Records in a dataset
—————
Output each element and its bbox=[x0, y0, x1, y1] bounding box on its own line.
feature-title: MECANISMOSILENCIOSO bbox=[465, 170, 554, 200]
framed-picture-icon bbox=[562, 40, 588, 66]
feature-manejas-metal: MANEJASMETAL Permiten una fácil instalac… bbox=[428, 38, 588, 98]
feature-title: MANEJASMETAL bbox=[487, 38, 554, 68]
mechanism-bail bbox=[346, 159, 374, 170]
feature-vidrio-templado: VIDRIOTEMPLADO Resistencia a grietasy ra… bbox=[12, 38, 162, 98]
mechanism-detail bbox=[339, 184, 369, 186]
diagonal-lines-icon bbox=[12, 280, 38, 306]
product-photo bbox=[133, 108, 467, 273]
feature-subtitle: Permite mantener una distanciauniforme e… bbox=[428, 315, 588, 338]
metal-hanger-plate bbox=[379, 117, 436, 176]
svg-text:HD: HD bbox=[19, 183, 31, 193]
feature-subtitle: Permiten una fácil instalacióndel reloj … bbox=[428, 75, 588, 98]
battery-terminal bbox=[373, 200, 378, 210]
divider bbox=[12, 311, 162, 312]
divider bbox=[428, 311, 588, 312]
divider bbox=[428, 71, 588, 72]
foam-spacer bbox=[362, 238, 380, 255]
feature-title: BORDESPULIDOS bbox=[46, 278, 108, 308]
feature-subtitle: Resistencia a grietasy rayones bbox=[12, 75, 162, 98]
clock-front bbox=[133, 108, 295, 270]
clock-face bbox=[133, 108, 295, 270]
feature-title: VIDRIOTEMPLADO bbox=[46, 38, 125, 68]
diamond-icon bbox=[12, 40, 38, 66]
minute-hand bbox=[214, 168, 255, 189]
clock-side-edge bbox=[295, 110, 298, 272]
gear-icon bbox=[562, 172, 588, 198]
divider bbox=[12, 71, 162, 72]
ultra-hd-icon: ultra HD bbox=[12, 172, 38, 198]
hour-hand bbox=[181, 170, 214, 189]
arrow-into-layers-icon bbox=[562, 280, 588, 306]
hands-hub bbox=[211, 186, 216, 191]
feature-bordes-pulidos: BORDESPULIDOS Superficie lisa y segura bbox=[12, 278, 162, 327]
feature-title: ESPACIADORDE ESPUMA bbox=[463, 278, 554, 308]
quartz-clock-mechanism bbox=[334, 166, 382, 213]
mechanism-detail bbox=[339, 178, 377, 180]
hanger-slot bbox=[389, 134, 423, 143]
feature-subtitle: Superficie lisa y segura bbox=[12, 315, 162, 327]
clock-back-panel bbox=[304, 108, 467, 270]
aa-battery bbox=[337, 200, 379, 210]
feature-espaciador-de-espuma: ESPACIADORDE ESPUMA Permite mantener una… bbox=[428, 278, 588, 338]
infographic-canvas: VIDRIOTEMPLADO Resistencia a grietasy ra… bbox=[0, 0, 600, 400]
—————
Return every line above that contains the string "ESPACIADORDE".

» **RESPONSE TO THE EXERCISE**
feature-title: ESPACIADORDE ESPUMA bbox=[463, 278, 554, 308]
feature-espaciador-de-espuma: ESPACIADORDE ESPUMA Permite mantener una… bbox=[428, 278, 588, 338]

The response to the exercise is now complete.